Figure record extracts
---+---
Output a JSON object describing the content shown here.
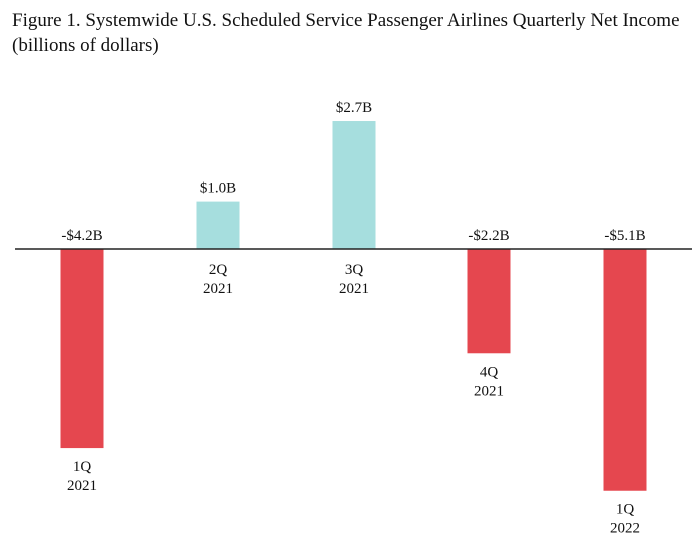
{
  "title_line1": "Figure 1. Systemwide U.S. Scheduled Service Passenger Airlines Quarterly Net Income",
  "title_line2": "(billions of dollars)",
  "chart_data": {
    "type": "bar",
    "title": "Figure 1. Systemwide U.S. Scheduled Service Passenger Airlines Quarterly Net Income",
    "subtitle": "(billions of dollars)",
    "xlabel": "",
    "ylabel": "",
    "grid": false,
    "legend": "none",
    "categories": [
      {
        "quarter": "1Q",
        "year": "2021"
      },
      {
        "quarter": "2Q",
        "year": "2021"
      },
      {
        "quarter": "3Q",
        "year": "2021"
      },
      {
        "quarter": "4Q",
        "year": "2021"
      },
      {
        "quarter": "1Q",
        "year": "2022"
      }
    ],
    "values": [
      -4.2,
      1.0,
      2.7,
      -2.2,
      -5.1
    ],
    "data_labels": [
      "-$4.2B",
      "$1.0B",
      "$2.7B",
      "-$2.2B",
      "-$5.1B"
    ],
    "ylim": [
      -5.1,
      2.7
    ],
    "colors": {
      "positive": "#a6dede",
      "negative": "#e5474f",
      "axis": "#222222"
    }
  }
}
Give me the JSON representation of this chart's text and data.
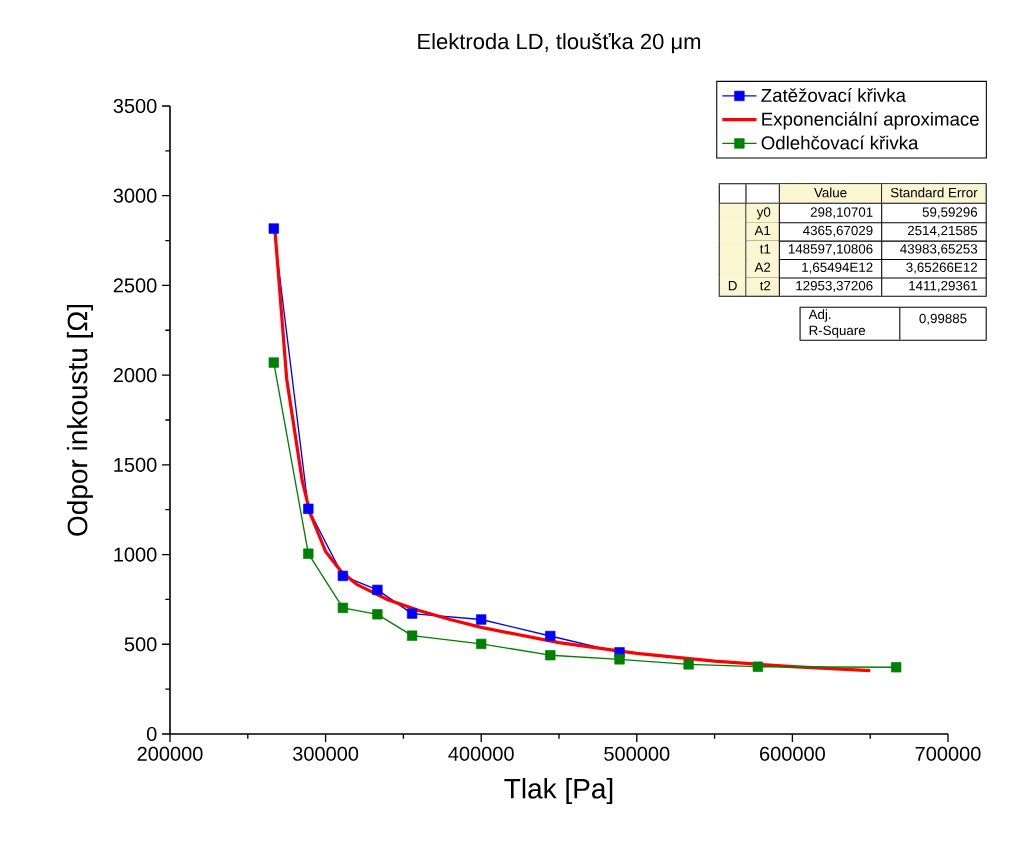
{
  "chart_data": {
    "type": "line",
    "title": "Elektroda LD, tloušťka 20 μm",
    "xlabel": "Tlak [Pa]",
    "ylabel": "Odpor inkoustu [Ω]",
    "xlim": [
      200000,
      700000
    ],
    "ylim": [
      0,
      3500
    ],
    "xticks": [
      200000,
      300000,
      400000,
      500000,
      600000,
      700000
    ],
    "yticks": [
      0,
      500,
      1000,
      1500,
      2000,
      2500,
      3000,
      3500
    ],
    "grid": false,
    "legend": "top right",
    "line_style": "solid",
    "series": [
      {
        "name": "Zatěžovací křivka",
        "color": "#0000ff",
        "marker": "square",
        "x": [
          266700,
          288900,
          311100,
          333300,
          355600,
          400000,
          444400,
          488900
        ],
        "values": [
          2817,
          1255,
          881,
          803,
          671,
          638,
          546,
          455
        ]
      },
      {
        "name": "Exponenciální aproximace",
        "color": "#ff0000",
        "marker": "none",
        "x": [
          267500,
          275000,
          285000,
          290000,
          300000,
          310000,
          320000,
          340000,
          360000,
          380000,
          400000,
          450000,
          500000,
          550000,
          600000,
          650000
        ],
        "values": [
          2802,
          1979,
          1410,
          1231,
          1017,
          906,
          834,
          748,
          688,
          638,
          594,
          509,
          449,
          406,
          375,
          353
        ]
      },
      {
        "name": "Odlehčovací křivka",
        "color": "#008000",
        "marker": "square",
        "x": [
          266700,
          288900,
          311100,
          333300,
          355600,
          400000,
          444400,
          488900,
          533300,
          577800,
          666700
        ],
        "values": [
          2070,
          1005,
          703,
          667,
          548,
          502,
          439,
          416,
          388,
          375,
          372
        ]
      }
    ],
    "annotations": [
      "Value",
      "Standard Error",
      "y0",
      "298,10701",
      "59,59296",
      "A1",
      "4365,67029",
      "2514,21585",
      "t1",
      "148597,10806",
      "43983,65253",
      "A2",
      "1,65494E12",
      "3,65266E12",
      "t2",
      "12953,37206",
      "1411,29361",
      "D",
      "Adj. R-Square",
      "0,99885"
    ]
  }
}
---+---
■ **DIRECTIONS FOR THIS TASK**
Quote every entry exactly, with the pictures omitted.

■ **THE ANSWER**
Output a JSON object describing the content shown here.
{
  "title_line1": "Figure 1. Systemwide U.S. Scheduled Service Passenger Airlines Quarterly Net Income",
  "title_line2": "(billions of dollars)",
  "chart_data": {
    "type": "bar",
    "title": "Figure 1. Systemwide U.S. Scheduled Service Passenger Airlines Quarterly Net Income",
    "subtitle": "(billions of dollars)",
    "xlabel": "",
    "ylabel": "",
    "grid": false,
    "legend": "none",
    "categories": [
      {
        "quarter": "1Q",
        "year": "2021"
      },
      {
        "quarter": "2Q",
        "year": "2021"
      },
      {
        "quarter": "3Q",
        "year": "2021"
      },
      {
        "quarter": "4Q",
        "year": "2021"
      },
      {
        "quarter": "1Q",
        "year": "2022"
      }
    ],
    "values": [
      -4.2,
      1.0,
      2.7,
      -2.2,
      -5.1
    ],
    "data_labels": [
      "-$4.2B",
      "$1.0B",
      "$2.7B",
      "-$2.2B",
      "-$5.1B"
    ],
    "ylim": [
      -5.1,
      2.7
    ],
    "colors": {
      "positive": "#a6dede",
      "negative": "#e5474f",
      "axis": "#222222"
    }
  }
}
Give me the JSON representation of this chart's text and data.
{
  "chart_data": {
    "type": "line",
    "title": "Elektroda LD, tloušťka 20 μm",
    "xlabel": "Tlak [Pa]",
    "ylabel": "Odpor inkoustu [Ω]",
    "xlim": [
      200000,
      700000
    ],
    "ylim": [
      0,
      3500
    ],
    "xticks": [
      200000,
      300000,
      400000,
      500000,
      600000,
      700000
    ],
    "yticks": [
      0,
      500,
      1000,
      1500,
      2000,
      2500,
      3000,
      3500
    ],
    "grid": false,
    "legend": "top right",
    "line_style": "solid",
    "series": [
      {
        "name": "Zatěžovací křivka",
        "color": "#0000ff",
        "marker": "square",
        "x": [
          266700,
          288900,
          311100,
          333300,
          355600,
          400000,
          444400,
          488900
        ],
        "values": [
          2817,
          1255,
          881,
          803,
          671,
          638,
          546,
          455
        ]
      },
      {
        "name": "Exponenciální aproximace",
        "color": "#ff0000",
        "marker": "none",
        "x": [
          267500,
          275000,
          285000,
          290000,
          300000,
          310000,
          320000,
          340000,
          360000,
          380000,
          400000,
          450000,
          500000,
          550000,
          600000,
          650000
        ],
        "values": [
          2802,
          1979,
          1410,
          1231,
          1017,
          906,
          834,
          748,
          688,
          638,
          594,
          509,
          449,
          406,
          375,
          353
        ]
      },
      {
        "name": "Odlehčovací křivka",
        "color": "#008000",
        "marker": "square",
        "x": [
          266700,
          288900,
          311100,
          333300,
          355600,
          400000,
          444400,
          488900,
          533300,
          577800,
          666700
        ],
        "values": [
          2070,
          1005,
          703,
          667,
          548,
          502,
          439,
          416,
          388,
          375,
          372
        ]
      }
    ],
    "annotations": [
      "Value",
      "Standard Error",
      "y0",
      "298,10701",
      "59,59296",
      "A1",
      "4365,67029",
      "2514,21585",
      "t1",
      "148597,10806",
      "43983,65253",
      "A2",
      "1,65494E12",
      "3,65266E12",
      "t2",
      "12953,37206",
      "1411,29361",
      "D",
      "Adj. R-Square",
      "0,99885"
    ]
  }
}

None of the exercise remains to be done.